Données de coordonnées de mise en page:
============================================================
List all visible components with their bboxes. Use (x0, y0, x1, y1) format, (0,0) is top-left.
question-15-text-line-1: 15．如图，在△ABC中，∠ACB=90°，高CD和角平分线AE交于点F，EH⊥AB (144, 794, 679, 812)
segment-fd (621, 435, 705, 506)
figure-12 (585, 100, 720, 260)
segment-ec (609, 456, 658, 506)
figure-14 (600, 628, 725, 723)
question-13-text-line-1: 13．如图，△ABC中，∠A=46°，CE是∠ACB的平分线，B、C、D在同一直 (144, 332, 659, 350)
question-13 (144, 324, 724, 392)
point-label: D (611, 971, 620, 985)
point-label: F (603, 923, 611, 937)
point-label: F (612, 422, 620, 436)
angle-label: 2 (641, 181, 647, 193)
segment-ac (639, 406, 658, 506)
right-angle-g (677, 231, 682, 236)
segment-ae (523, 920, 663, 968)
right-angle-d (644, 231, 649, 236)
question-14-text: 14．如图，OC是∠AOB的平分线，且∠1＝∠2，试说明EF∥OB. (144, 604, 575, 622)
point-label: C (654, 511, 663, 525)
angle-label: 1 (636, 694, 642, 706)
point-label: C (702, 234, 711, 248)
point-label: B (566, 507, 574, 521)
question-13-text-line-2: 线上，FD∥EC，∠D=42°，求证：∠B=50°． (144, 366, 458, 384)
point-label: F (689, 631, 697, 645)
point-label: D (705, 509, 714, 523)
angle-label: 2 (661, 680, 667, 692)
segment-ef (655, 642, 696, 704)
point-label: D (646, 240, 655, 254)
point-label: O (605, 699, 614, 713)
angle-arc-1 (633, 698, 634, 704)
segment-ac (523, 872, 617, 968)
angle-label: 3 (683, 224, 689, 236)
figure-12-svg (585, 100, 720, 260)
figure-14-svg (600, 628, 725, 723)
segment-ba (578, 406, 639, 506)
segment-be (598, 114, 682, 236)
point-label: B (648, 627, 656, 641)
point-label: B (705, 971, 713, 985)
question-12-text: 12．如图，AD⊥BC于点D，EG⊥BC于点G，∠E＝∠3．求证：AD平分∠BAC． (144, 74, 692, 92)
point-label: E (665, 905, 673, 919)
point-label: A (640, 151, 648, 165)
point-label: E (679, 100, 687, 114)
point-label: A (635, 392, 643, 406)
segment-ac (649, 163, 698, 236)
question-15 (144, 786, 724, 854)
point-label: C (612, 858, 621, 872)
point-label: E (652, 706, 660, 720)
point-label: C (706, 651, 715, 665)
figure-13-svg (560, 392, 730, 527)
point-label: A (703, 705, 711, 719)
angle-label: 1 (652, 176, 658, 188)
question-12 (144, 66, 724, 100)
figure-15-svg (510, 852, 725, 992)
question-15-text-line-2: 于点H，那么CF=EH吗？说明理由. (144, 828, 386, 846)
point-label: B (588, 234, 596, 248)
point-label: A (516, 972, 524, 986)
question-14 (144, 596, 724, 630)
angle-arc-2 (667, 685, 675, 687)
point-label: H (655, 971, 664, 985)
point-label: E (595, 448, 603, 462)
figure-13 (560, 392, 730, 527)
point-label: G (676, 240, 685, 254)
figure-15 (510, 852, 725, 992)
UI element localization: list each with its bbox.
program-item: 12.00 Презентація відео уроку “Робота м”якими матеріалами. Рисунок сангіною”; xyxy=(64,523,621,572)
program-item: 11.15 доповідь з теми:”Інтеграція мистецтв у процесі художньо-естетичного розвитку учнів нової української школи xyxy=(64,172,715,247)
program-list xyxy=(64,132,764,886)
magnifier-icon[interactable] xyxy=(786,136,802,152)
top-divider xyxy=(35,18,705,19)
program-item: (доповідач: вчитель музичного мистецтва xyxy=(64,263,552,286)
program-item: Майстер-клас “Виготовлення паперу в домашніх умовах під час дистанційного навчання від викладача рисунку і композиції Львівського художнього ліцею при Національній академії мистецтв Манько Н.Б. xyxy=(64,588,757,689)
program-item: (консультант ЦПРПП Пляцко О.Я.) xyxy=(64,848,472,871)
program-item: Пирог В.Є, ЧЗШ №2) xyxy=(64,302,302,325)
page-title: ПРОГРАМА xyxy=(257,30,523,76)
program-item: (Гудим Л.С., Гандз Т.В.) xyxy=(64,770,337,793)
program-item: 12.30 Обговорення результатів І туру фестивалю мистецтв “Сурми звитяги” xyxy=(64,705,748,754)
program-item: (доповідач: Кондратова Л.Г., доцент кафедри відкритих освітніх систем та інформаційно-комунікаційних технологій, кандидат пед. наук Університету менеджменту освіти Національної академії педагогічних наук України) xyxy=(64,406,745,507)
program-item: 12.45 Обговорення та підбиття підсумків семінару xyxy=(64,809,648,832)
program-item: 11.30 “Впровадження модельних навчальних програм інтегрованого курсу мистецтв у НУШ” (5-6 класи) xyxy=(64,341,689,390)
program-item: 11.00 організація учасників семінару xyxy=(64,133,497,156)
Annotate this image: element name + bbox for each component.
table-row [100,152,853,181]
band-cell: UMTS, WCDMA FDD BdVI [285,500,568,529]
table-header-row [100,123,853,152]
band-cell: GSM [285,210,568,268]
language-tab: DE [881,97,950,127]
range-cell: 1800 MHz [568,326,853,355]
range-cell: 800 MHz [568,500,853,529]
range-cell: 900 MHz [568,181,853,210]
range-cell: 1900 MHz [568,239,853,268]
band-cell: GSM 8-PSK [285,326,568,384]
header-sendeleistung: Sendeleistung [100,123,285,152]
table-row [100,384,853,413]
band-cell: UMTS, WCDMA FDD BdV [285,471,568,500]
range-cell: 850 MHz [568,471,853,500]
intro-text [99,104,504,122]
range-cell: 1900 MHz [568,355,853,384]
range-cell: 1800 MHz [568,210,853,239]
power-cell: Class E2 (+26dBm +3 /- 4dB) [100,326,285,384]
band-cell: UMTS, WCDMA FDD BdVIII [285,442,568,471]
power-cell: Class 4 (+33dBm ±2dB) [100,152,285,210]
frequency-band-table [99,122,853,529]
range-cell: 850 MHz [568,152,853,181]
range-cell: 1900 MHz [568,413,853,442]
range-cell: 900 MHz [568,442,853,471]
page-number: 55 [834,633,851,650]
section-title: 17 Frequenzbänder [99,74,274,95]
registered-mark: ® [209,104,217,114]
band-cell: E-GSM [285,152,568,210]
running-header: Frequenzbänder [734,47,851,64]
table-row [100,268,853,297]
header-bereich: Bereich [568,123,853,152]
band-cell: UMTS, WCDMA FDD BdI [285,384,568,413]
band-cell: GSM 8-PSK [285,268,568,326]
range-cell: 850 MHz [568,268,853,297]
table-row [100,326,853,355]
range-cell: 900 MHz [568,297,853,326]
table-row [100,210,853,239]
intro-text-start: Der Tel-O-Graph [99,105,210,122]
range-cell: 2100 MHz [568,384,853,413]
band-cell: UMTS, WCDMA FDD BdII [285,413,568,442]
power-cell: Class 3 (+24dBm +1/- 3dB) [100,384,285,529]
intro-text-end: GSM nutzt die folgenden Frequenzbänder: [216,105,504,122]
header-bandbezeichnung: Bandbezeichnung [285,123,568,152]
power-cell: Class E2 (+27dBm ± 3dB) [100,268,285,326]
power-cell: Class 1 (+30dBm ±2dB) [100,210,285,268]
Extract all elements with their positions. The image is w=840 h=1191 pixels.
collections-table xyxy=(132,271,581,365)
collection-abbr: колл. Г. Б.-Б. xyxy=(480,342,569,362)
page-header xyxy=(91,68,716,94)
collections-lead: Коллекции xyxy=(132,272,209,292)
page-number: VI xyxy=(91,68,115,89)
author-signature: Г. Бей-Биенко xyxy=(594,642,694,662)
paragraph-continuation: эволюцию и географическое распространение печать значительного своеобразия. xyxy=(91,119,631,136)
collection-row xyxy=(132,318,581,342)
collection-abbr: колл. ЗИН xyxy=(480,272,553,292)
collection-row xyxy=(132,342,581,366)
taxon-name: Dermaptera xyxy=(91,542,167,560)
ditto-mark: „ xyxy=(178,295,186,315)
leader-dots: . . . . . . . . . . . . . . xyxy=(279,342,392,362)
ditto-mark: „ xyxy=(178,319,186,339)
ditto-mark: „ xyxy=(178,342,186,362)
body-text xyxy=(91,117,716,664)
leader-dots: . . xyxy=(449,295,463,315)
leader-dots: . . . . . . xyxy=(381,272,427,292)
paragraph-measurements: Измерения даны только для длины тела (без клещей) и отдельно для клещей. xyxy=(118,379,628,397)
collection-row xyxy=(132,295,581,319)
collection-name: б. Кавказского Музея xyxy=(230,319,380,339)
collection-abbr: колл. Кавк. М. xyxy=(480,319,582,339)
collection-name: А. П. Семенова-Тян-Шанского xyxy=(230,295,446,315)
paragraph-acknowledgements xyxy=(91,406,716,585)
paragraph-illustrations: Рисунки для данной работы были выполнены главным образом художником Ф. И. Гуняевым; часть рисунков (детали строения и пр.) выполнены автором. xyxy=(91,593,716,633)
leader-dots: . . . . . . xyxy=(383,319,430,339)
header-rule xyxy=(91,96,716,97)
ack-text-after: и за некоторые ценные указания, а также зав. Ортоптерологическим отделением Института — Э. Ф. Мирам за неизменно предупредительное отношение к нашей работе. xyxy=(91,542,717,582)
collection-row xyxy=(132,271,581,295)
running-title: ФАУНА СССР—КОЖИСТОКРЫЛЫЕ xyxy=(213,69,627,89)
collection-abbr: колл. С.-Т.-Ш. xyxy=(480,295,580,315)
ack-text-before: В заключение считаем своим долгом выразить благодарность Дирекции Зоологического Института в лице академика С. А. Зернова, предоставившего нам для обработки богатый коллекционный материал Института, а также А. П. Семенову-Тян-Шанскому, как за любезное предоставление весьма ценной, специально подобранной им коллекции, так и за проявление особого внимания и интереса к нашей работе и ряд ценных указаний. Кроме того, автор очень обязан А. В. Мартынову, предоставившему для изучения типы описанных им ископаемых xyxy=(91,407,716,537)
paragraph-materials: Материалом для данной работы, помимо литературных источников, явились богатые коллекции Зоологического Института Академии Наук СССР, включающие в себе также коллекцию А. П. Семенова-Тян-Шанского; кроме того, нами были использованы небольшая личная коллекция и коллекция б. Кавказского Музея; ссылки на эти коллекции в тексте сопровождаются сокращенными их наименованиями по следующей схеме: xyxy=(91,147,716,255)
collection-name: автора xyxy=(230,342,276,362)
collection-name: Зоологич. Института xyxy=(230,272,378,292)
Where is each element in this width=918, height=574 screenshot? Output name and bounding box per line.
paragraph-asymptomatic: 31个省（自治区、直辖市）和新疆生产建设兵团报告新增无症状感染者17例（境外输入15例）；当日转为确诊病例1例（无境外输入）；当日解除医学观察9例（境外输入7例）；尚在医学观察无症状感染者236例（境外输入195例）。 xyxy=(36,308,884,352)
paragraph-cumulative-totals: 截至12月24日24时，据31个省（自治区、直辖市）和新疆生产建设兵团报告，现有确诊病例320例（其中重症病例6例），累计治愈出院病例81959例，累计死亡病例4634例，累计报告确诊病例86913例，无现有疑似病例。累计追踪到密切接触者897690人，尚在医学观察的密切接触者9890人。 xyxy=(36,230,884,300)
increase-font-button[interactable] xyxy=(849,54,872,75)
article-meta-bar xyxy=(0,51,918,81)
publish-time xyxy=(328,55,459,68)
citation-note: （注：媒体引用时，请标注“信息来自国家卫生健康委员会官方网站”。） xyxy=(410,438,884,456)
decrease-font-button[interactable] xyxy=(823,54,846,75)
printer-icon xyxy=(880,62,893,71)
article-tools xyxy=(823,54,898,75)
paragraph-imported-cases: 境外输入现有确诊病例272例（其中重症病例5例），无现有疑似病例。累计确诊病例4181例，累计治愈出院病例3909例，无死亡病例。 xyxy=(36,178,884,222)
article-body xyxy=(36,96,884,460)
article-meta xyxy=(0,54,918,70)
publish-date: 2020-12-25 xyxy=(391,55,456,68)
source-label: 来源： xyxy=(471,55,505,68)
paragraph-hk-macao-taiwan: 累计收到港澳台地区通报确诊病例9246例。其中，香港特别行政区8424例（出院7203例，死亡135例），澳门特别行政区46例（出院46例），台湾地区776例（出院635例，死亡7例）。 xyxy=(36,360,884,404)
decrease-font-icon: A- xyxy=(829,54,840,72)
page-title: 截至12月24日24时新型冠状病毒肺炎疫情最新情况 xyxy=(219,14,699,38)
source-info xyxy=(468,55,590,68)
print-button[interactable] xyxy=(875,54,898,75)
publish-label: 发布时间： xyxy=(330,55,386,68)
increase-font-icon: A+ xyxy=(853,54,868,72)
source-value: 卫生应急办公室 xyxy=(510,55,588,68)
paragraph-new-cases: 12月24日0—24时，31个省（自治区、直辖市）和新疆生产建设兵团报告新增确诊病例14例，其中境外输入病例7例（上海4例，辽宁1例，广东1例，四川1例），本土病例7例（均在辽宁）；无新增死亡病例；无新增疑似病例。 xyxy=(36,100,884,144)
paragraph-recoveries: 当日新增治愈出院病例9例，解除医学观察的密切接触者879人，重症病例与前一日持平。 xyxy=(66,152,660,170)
============================================================
• [CONSIGNE]: Remplacez « bboxes » par « bounding boxes » dans le passage qui va du début des données jusqu'à la ligne contenant « segment-ec (609, 456, 658, 506) », les deux bouts compris. Ne changez rien d'autre.

• [RÉPONSE]:
List all visible components with their bounding boxes. Use (x0, y0, x1, y1) format, (0,0) is top-left.
question-15-text-line-1: 15．如图，在△ABC中，∠ACB=90°，高CD和角平分线AE交于点F，EH⊥AB (144, 794, 679, 812)
segment-fd (621, 435, 705, 506)
figure-12 (585, 100, 720, 260)
segment-ec (609, 456, 658, 506)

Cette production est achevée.